Goal of the exercise
In the listing that follows, count the lines holding the word "title" and report only that number.

Extracts from a graphics dataset
────

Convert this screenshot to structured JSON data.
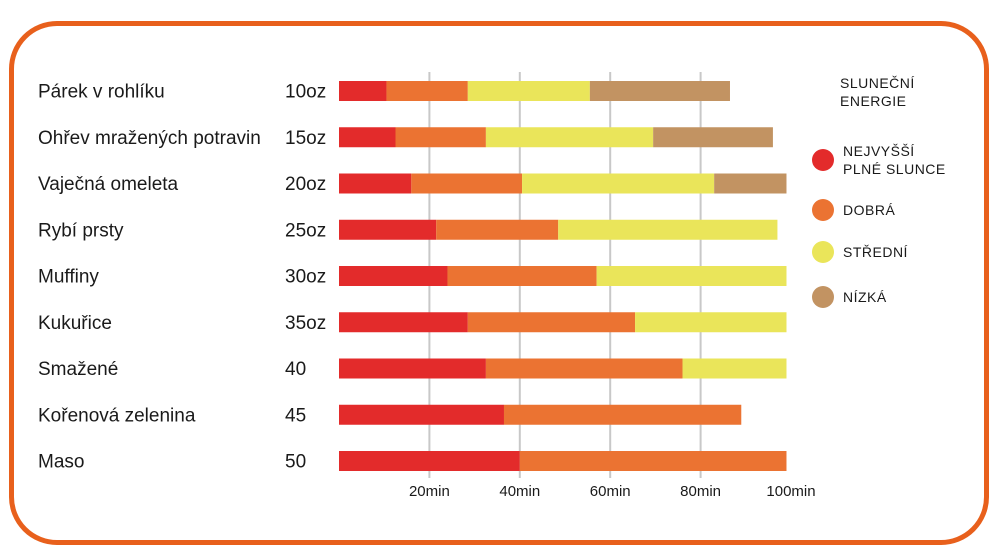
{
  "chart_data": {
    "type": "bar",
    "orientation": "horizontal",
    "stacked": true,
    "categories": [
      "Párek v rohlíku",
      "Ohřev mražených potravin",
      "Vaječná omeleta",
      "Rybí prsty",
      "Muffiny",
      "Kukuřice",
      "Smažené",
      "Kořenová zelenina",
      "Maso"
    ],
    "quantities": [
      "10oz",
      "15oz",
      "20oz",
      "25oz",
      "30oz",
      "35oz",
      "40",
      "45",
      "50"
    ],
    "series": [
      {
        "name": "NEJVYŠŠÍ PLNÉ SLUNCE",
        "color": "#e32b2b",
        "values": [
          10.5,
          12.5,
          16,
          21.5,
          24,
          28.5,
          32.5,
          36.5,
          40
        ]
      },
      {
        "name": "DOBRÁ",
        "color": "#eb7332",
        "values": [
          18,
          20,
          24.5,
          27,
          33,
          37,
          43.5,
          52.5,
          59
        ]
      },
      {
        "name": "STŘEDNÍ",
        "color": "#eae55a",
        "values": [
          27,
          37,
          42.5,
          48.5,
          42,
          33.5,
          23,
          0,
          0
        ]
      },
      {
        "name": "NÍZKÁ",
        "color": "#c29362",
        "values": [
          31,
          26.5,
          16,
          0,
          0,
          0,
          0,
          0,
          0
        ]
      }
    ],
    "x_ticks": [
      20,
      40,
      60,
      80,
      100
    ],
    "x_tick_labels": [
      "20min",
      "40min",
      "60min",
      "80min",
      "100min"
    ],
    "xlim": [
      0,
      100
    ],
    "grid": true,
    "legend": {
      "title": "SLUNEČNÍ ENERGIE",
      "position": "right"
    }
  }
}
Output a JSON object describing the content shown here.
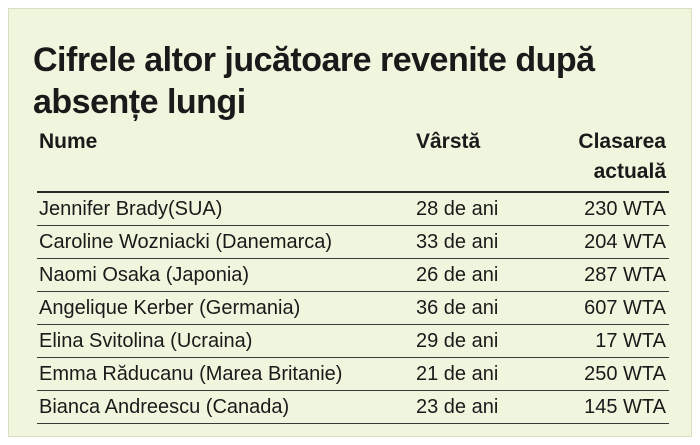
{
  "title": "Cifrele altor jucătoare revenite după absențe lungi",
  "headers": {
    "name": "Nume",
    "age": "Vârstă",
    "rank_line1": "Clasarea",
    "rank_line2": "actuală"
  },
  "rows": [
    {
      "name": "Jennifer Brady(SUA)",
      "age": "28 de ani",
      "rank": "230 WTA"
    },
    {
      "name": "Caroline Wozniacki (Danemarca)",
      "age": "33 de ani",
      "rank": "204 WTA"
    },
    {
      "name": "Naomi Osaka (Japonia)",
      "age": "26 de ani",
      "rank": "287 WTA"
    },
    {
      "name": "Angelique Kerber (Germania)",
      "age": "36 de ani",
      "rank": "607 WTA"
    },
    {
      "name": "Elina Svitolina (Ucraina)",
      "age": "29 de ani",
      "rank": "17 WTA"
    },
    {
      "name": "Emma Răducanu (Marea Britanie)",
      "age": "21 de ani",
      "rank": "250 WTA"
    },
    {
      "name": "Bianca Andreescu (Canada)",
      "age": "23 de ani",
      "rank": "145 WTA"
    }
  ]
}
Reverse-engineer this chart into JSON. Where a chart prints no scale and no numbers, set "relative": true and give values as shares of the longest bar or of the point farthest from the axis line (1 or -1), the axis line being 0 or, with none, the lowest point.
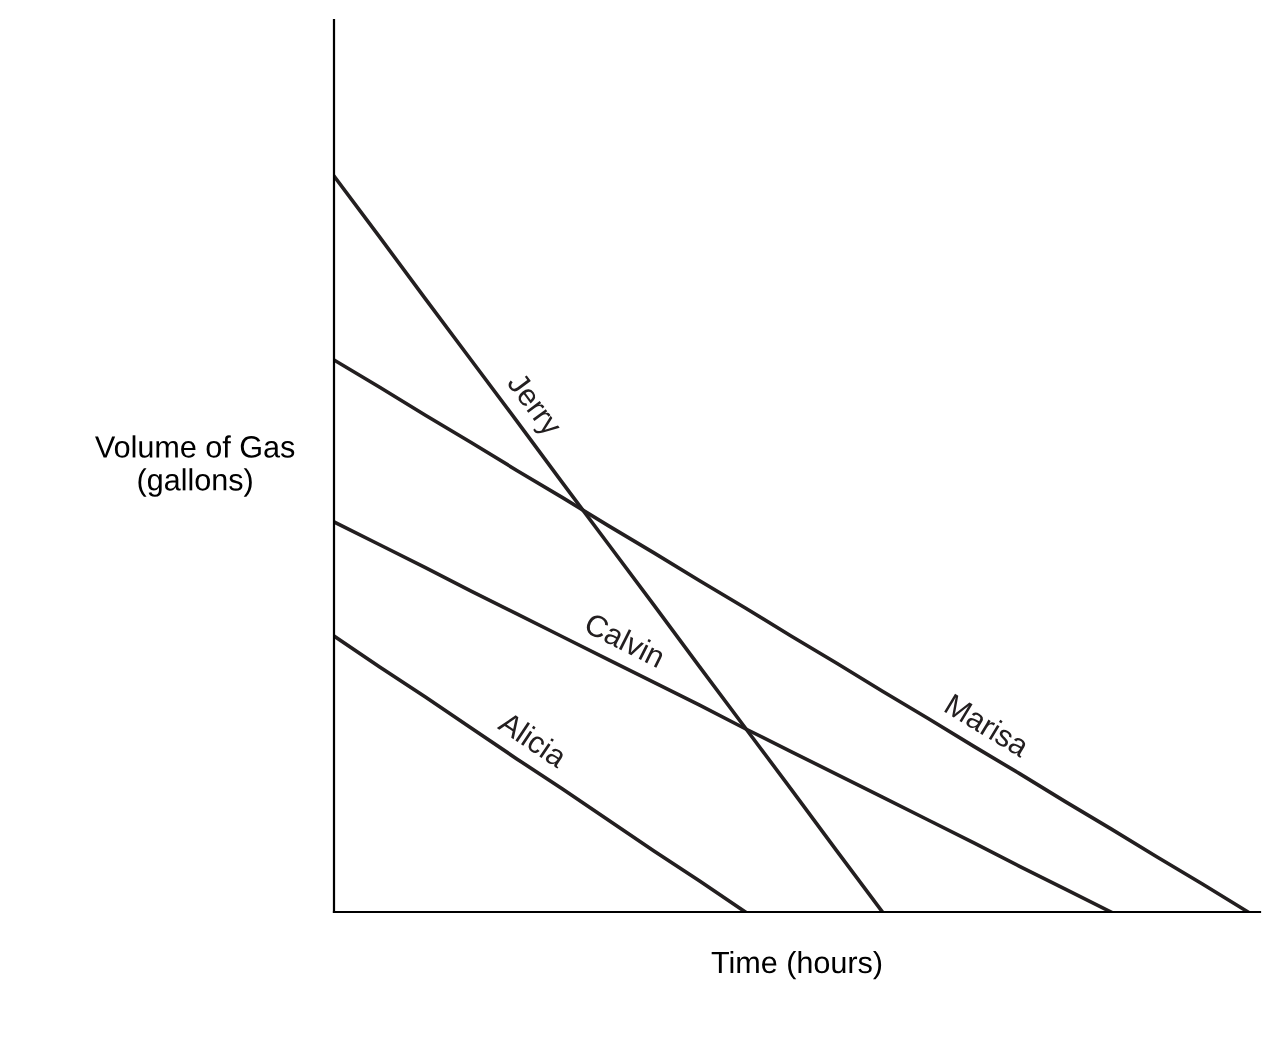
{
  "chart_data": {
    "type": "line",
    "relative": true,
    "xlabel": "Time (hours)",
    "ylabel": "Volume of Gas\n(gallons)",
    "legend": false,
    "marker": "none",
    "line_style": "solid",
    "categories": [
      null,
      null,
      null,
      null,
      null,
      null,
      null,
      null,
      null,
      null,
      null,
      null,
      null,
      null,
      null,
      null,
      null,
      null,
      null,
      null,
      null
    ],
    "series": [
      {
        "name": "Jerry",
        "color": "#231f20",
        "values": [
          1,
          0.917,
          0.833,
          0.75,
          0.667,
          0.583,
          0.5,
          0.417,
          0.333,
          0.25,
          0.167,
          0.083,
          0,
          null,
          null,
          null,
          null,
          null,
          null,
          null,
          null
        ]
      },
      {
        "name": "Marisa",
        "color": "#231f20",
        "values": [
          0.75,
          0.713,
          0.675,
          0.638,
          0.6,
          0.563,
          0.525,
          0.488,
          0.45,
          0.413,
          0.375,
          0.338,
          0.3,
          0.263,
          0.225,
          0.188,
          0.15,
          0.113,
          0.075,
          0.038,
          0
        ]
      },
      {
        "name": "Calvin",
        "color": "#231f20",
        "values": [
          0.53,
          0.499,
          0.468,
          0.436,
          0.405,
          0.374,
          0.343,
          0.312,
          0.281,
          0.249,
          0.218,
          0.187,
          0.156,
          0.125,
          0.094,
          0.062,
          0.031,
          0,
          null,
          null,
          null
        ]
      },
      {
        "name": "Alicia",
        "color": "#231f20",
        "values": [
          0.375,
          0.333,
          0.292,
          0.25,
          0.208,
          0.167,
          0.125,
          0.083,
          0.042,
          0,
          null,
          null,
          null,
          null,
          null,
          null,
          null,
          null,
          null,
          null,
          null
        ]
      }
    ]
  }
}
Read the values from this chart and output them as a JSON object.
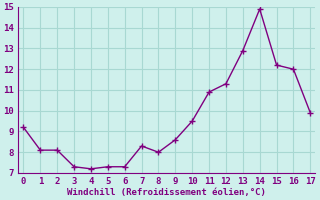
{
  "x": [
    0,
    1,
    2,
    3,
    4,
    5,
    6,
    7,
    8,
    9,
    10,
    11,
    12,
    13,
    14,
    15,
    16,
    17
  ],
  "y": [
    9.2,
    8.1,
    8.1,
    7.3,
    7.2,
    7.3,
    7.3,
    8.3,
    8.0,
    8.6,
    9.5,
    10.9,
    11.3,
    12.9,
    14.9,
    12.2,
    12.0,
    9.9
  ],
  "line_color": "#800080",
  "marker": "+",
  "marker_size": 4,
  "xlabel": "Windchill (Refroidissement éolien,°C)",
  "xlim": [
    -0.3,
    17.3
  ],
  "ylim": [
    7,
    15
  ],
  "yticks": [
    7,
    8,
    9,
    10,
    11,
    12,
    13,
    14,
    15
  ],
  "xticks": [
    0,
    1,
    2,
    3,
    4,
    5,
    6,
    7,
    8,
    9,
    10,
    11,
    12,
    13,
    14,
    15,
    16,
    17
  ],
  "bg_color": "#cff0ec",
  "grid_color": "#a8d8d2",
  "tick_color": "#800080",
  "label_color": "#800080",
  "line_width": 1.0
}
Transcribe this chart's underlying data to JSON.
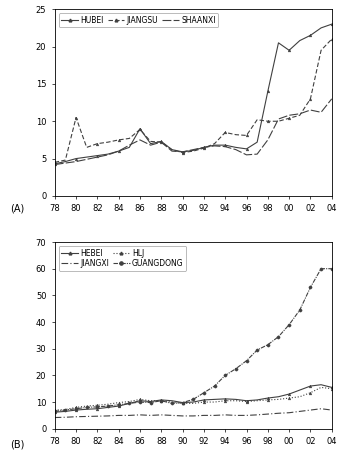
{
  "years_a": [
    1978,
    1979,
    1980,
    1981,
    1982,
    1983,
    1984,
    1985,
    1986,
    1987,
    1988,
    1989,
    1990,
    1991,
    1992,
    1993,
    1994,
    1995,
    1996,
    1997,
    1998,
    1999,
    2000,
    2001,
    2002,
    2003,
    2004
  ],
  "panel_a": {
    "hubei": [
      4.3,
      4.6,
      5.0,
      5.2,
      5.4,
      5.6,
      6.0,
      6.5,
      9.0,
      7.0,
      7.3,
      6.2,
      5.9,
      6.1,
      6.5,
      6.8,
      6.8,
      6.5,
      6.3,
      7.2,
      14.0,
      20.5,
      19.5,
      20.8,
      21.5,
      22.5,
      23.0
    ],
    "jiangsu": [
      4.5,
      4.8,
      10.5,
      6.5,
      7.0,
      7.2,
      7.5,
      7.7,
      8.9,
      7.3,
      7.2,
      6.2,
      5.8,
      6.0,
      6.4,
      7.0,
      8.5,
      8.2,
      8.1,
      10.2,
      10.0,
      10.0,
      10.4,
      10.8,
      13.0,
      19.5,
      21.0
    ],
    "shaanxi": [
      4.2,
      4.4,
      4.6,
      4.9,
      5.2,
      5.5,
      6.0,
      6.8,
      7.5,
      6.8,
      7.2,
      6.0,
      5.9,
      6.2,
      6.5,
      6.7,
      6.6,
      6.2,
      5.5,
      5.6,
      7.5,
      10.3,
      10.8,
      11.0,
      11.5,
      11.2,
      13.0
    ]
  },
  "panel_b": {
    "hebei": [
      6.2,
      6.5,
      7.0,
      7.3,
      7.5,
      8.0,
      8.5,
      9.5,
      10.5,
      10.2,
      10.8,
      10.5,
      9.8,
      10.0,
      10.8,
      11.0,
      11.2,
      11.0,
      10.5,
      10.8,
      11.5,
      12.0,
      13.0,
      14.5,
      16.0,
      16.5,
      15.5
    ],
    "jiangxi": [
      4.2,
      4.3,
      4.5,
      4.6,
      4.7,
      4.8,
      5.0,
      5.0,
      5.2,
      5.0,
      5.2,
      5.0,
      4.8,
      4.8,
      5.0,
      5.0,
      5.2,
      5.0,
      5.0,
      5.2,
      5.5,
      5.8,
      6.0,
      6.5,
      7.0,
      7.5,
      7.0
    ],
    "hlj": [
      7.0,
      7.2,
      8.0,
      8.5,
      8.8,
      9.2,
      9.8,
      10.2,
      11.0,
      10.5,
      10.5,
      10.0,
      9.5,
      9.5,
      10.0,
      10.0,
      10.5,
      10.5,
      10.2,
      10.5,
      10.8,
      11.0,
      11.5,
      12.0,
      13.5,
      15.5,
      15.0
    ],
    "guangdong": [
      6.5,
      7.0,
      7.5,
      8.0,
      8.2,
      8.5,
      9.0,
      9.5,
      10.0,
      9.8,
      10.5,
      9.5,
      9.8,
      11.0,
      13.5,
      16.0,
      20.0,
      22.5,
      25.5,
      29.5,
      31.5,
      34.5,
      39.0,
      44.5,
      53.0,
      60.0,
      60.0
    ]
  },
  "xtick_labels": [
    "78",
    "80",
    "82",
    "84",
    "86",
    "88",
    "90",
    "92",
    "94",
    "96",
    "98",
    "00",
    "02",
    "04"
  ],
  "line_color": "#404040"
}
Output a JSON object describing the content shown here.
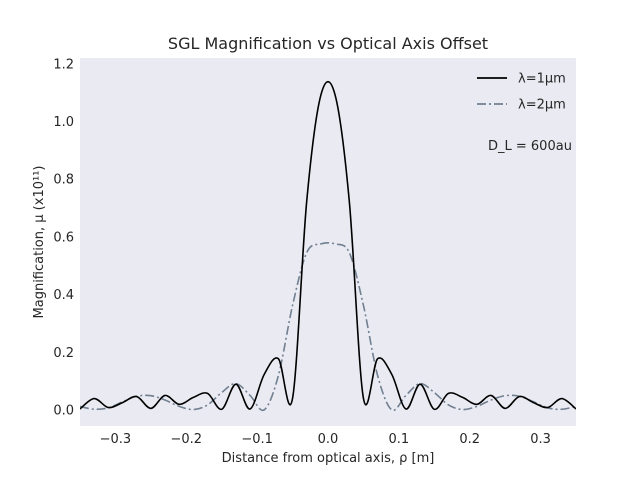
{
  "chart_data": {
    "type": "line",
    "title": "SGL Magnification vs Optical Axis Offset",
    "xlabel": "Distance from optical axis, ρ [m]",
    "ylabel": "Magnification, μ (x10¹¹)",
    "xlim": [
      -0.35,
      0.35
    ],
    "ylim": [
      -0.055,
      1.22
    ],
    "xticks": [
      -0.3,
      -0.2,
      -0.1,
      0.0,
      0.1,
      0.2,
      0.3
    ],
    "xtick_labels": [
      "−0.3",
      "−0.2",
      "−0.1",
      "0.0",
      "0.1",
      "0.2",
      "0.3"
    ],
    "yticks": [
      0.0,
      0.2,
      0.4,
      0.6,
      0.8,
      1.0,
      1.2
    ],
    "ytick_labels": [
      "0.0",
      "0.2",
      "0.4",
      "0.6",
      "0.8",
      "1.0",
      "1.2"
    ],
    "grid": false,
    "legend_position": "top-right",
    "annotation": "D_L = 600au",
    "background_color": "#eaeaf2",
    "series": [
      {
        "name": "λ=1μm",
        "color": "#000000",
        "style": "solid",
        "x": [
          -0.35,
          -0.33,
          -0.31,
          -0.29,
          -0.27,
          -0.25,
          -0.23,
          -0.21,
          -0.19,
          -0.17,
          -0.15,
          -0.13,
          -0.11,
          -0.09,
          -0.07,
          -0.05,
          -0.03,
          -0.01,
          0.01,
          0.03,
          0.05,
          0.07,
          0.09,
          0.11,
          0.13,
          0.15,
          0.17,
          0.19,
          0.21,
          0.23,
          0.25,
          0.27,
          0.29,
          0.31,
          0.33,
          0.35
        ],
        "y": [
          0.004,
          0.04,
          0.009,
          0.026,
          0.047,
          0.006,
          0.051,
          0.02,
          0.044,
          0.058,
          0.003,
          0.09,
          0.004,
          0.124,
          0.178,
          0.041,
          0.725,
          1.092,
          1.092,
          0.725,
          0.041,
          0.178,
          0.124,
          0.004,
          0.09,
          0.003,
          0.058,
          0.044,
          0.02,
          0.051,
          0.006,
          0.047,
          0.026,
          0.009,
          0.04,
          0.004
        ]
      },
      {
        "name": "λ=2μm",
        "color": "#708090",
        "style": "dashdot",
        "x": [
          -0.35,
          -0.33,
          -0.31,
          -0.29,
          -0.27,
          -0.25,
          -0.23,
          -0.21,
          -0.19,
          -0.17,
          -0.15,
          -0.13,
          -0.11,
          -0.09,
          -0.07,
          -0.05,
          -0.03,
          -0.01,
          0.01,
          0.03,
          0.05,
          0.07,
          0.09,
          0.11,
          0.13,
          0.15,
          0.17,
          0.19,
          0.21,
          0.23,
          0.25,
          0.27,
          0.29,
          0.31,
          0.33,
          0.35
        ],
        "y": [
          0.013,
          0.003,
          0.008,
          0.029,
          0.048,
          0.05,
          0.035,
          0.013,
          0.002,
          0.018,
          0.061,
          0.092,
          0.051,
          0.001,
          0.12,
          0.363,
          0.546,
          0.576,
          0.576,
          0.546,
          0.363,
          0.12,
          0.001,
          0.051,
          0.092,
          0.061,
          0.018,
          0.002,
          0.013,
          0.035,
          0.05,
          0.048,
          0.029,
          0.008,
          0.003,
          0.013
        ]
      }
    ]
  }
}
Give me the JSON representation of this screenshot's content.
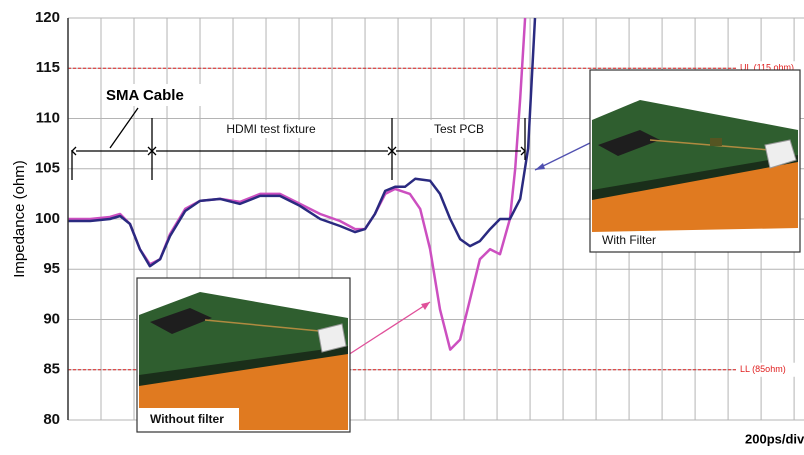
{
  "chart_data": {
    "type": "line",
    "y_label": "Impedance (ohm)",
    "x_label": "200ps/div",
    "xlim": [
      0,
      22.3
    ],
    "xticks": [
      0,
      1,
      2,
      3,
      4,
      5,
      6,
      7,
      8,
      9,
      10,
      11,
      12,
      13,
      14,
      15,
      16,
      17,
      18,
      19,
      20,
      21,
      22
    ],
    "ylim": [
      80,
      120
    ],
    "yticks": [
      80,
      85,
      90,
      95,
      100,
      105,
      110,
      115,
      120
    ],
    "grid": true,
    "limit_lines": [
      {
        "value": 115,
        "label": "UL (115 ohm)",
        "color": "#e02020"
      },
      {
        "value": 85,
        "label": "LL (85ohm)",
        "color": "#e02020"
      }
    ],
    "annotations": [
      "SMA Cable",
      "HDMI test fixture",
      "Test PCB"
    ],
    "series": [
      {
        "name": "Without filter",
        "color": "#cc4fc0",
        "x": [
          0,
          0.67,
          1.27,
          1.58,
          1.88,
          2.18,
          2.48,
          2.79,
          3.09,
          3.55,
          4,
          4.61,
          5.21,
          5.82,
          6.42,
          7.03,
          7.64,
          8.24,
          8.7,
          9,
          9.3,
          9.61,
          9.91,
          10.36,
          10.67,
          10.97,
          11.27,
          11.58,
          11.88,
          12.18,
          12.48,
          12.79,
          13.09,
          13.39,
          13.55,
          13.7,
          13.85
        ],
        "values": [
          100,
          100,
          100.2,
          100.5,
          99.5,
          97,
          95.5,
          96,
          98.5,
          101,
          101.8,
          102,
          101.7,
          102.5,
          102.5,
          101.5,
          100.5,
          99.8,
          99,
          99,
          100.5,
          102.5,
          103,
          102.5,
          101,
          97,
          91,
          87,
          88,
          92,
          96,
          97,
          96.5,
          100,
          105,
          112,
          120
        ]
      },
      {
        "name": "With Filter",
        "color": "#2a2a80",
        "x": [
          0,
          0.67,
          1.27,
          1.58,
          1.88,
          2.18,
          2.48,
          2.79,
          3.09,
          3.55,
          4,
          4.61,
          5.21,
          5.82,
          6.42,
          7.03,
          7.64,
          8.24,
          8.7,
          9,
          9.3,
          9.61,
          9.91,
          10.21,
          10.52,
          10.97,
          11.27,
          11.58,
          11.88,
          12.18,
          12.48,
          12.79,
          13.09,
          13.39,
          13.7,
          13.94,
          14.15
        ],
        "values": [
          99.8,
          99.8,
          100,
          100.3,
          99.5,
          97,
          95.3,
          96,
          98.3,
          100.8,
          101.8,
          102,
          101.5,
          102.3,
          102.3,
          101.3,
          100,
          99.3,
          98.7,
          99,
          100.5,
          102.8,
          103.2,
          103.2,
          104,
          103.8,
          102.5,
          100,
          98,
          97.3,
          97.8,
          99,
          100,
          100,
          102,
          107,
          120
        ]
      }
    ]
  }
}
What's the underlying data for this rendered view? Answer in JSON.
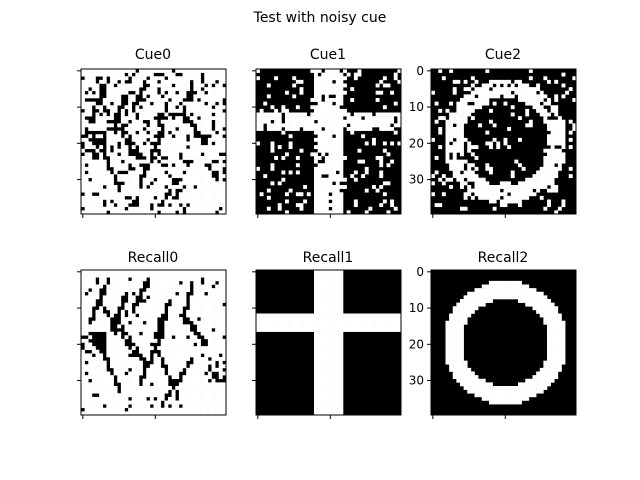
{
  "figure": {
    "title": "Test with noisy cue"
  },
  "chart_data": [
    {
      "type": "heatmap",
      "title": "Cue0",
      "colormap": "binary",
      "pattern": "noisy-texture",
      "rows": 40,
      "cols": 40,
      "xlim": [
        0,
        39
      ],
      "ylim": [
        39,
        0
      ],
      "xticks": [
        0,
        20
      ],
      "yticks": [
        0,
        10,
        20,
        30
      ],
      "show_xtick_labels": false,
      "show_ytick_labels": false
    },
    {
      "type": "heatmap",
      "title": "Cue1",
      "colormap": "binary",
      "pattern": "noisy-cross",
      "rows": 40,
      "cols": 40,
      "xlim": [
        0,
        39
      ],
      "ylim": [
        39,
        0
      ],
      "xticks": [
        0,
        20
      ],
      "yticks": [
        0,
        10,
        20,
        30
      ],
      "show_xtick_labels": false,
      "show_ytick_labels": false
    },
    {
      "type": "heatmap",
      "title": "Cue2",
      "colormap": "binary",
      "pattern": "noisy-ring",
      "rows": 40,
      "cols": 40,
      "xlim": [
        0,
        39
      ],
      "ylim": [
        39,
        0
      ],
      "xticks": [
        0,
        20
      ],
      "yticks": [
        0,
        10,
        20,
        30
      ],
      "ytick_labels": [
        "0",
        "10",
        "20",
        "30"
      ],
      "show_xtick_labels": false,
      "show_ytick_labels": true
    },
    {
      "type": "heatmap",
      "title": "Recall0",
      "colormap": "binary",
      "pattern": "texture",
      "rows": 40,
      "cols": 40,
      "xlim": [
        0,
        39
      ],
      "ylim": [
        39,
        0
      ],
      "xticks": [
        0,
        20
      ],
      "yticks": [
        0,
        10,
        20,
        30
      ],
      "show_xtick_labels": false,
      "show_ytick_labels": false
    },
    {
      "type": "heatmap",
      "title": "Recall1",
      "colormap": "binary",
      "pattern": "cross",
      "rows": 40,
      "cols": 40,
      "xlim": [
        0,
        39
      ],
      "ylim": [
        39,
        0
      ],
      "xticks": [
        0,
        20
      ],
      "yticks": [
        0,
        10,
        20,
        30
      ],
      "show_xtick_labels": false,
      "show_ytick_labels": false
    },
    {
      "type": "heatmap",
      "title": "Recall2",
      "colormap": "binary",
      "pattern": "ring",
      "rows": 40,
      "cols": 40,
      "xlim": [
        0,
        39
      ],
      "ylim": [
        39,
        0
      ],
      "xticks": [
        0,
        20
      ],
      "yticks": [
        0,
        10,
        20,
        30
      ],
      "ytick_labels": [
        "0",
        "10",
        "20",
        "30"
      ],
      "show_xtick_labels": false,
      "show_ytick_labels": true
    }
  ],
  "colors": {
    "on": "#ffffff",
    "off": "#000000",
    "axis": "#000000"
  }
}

────

Reply
10